— START RECORDED INFORMATION —

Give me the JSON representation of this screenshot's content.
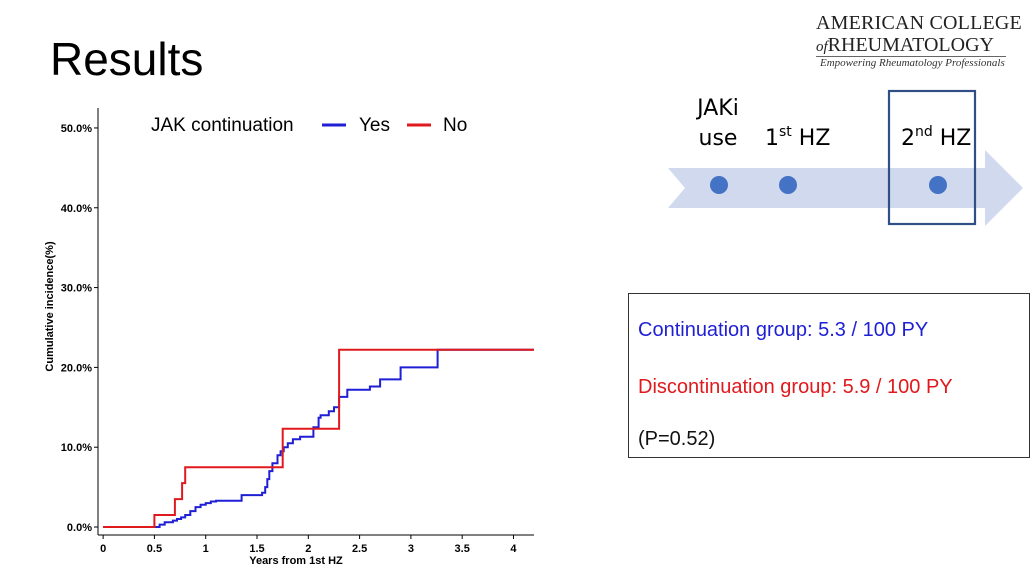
{
  "slide": {
    "title": "Results"
  },
  "logo": {
    "line1": "AMERICAN COLLEGE",
    "line2_of": "of",
    "line2_main": "RHEUMATOLOGY",
    "tagline": "Empowering Rheumatology Professionals"
  },
  "chart_data": {
    "type": "line",
    "step": true,
    "title": "",
    "xlabel": "Years from 1st HZ",
    "ylabel": "Cumulative incidence(%)",
    "xlim": [
      -0.05,
      4.2
    ],
    "ylim": [
      -0.01,
      0.525
    ],
    "x_ticks": [
      0,
      0.5,
      1,
      1.5,
      2,
      2.5,
      3,
      3.5,
      4
    ],
    "x_tick_labels": [
      "0",
      "0.5",
      "1",
      "1.5",
      "2",
      "2.5",
      "3",
      "3.5",
      "4"
    ],
    "y_ticks": [
      0,
      0.1,
      0.2,
      0.3,
      0.4,
      0.5
    ],
    "y_tick_labels": [
      "0.0%",
      "10.0%",
      "20.0%",
      "30.0%",
      "40.0%",
      "50.0%"
    ],
    "grid": false,
    "legend": {
      "title": "JAK continuation",
      "position": "top"
    },
    "series": [
      {
        "name": "Yes",
        "color": "#1f1fd6",
        "points": [
          [
            0,
            0
          ],
          [
            0.5,
            0
          ],
          [
            0.55,
            0.003
          ],
          [
            0.6,
            0.006
          ],
          [
            0.68,
            0.008
          ],
          [
            0.72,
            0.01
          ],
          [
            0.76,
            0.012
          ],
          [
            0.8,
            0.015
          ],
          [
            0.85,
            0.02
          ],
          [
            0.9,
            0.025
          ],
          [
            0.95,
            0.028
          ],
          [
            1.0,
            0.03
          ],
          [
            1.05,
            0.032
          ],
          [
            1.1,
            0.033
          ],
          [
            1.3,
            0.033
          ],
          [
            1.35,
            0.04
          ],
          [
            1.55,
            0.043
          ],
          [
            1.58,
            0.05
          ],
          [
            1.6,
            0.06
          ],
          [
            1.62,
            0.07
          ],
          [
            1.65,
            0.08
          ],
          [
            1.7,
            0.09
          ],
          [
            1.73,
            0.095
          ],
          [
            1.76,
            0.1
          ],
          [
            1.8,
            0.105
          ],
          [
            1.85,
            0.11
          ],
          [
            1.92,
            0.113
          ],
          [
            2.05,
            0.125
          ],
          [
            2.1,
            0.137
          ],
          [
            2.12,
            0.14
          ],
          [
            2.2,
            0.145
          ],
          [
            2.25,
            0.15
          ],
          [
            2.3,
            0.163
          ],
          [
            2.38,
            0.172
          ],
          [
            2.6,
            0.176
          ],
          [
            2.7,
            0.185
          ],
          [
            2.9,
            0.2
          ],
          [
            3.26,
            0.222
          ],
          [
            4.2,
            0.222
          ]
        ]
      },
      {
        "name": "No",
        "color": "#e0191c",
        "points": [
          [
            0,
            0
          ],
          [
            0.5,
            0
          ],
          [
            0.5,
            0.015
          ],
          [
            0.7,
            0.015
          ],
          [
            0.7,
            0.035
          ],
          [
            0.77,
            0.035
          ],
          [
            0.77,
            0.055
          ],
          [
            0.8,
            0.055
          ],
          [
            0.8,
            0.075
          ],
          [
            1.75,
            0.075
          ],
          [
            1.75,
            0.123
          ],
          [
            2.3,
            0.123
          ],
          [
            2.3,
            0.222
          ],
          [
            4.2,
            0.222
          ]
        ]
      }
    ]
  },
  "timeline": {
    "event1_line1": "JAKi",
    "event1_line2": "use",
    "event2_base": "1",
    "event2_sup": "st",
    "event2_suffix": " HZ",
    "event3_base": "2",
    "event3_sup": "nd",
    "event3_suffix": " HZ",
    "arrow_color": "#d1d9ee",
    "dot_color": "#4472c4",
    "box_color": "#2f4f86"
  },
  "stats": {
    "continuation": "Continuation group: 5.3 / 100 PY",
    "discontinuation": "Discontinuation group: 5.9 / 100 PY",
    "p_value": "(P=0.52)"
  }
}
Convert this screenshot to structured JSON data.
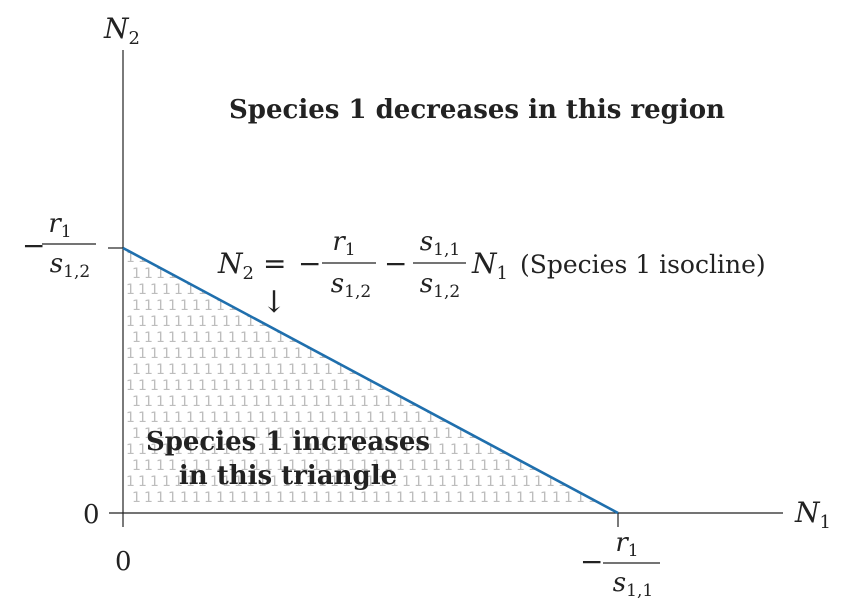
{
  "axes": {
    "x_label": {
      "base": "N",
      "sub": "1"
    },
    "y_label": {
      "base": "N",
      "sub": "2"
    },
    "origin_x_tick": "0",
    "origin_y_tick": "0",
    "y_intercept_label": {
      "sign": "−",
      "num": {
        "base": "r",
        "sub": "1"
      },
      "den": {
        "base": "s",
        "sub": "1,2"
      }
    },
    "x_intercept_label": {
      "sign": "−",
      "num": {
        "base": "r",
        "sub": "1"
      },
      "den": {
        "base": "s",
        "sub": "1,1"
      }
    }
  },
  "isocline": {
    "lhs": {
      "base": "N",
      "sub": "2"
    },
    "equals": "=",
    "minus1": "−",
    "frac1": {
      "num": {
        "base": "r",
        "sub": "1"
      },
      "den": {
        "base": "s",
        "sub": "1,2"
      }
    },
    "minus2": "−",
    "frac2": {
      "num": {
        "base": "s",
        "sub": "1,1"
      },
      "den": {
        "base": "s",
        "sub": "1,2"
      }
    },
    "var": {
      "base": "N",
      "sub": "1"
    },
    "note": "(Species 1 isocline)",
    "arrow": "↓",
    "color": "#1f6fad"
  },
  "regions": {
    "decrease": "Species 1 decreases in this region",
    "increase_line1": "Species 1 increases",
    "increase_line2": "in this triangle",
    "pattern_glyph": "1",
    "pattern_color": "#bdbdbd"
  }
}
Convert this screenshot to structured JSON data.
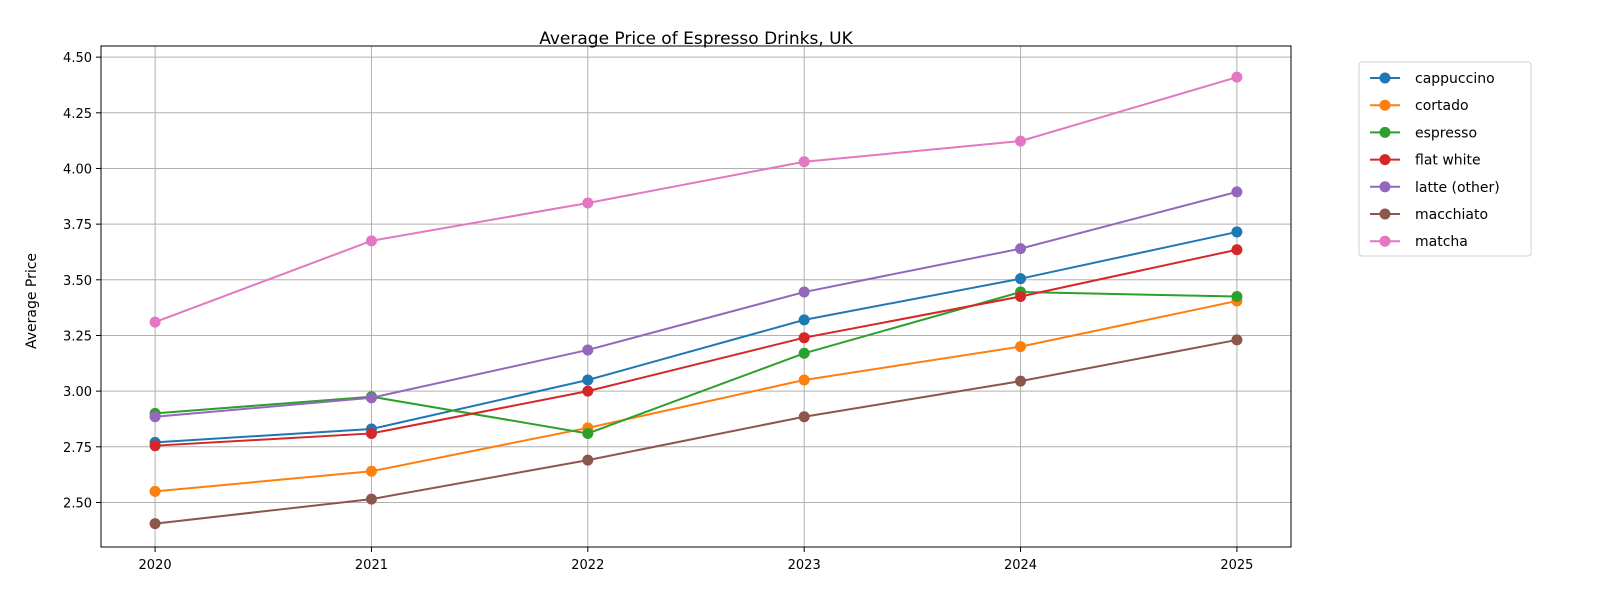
{
  "chart_data": {
    "type": "line",
    "title": "Average Price of Espresso Drinks, UK",
    "xlabel": "",
    "ylabel": "Average Price",
    "x": [
      2020,
      2021,
      2022,
      2023,
      2024,
      2025
    ],
    "xlim": [
      2019.75,
      2025.25
    ],
    "ylim": [
      2.3,
      4.55
    ],
    "yticks": [
      "2.50",
      "2.75",
      "3.00",
      "3.25",
      "3.50",
      "3.75",
      "4.00",
      "4.25",
      "4.50"
    ],
    "grid": true,
    "legend_placement": "outside-top-right",
    "series": [
      {
        "name": "cappuccino",
        "color": "#1f77b4",
        "values": [
          2.77,
          2.83,
          3.05,
          3.32,
          3.505,
          3.715
        ]
      },
      {
        "name": "cortado",
        "color": "#ff7f0e",
        "values": [
          2.55,
          2.64,
          2.835,
          3.05,
          3.2,
          3.405
        ]
      },
      {
        "name": "espresso",
        "color": "#2ca02c",
        "values": [
          2.9,
          2.975,
          2.81,
          3.17,
          3.445,
          3.425
        ]
      },
      {
        "name": "flat white",
        "color": "#d62728",
        "values": [
          2.755,
          2.81,
          3.0,
          3.24,
          3.425,
          3.635
        ]
      },
      {
        "name": "latte (other)",
        "color": "#9467bd",
        "values": [
          2.885,
          2.97,
          3.185,
          3.445,
          3.64,
          3.895
        ]
      },
      {
        "name": "macchiato",
        "color": "#8c564b",
        "values": [
          2.405,
          2.515,
          2.69,
          2.885,
          3.045,
          3.23
        ]
      },
      {
        "name": "matcha",
        "color": "#e377c2",
        "values": [
          3.31,
          3.675,
          3.845,
          4.03,
          4.123,
          4.41
        ]
      }
    ]
  }
}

— END RECORDED INFORMATION —

■ **WHAT TO DO**
Copy out every line that includes the word "Average".

■ **EXERCISE SOLUTION**
    "title": "Average Price of Espresso Drinks, UK",
    "ylabel": "Average Price",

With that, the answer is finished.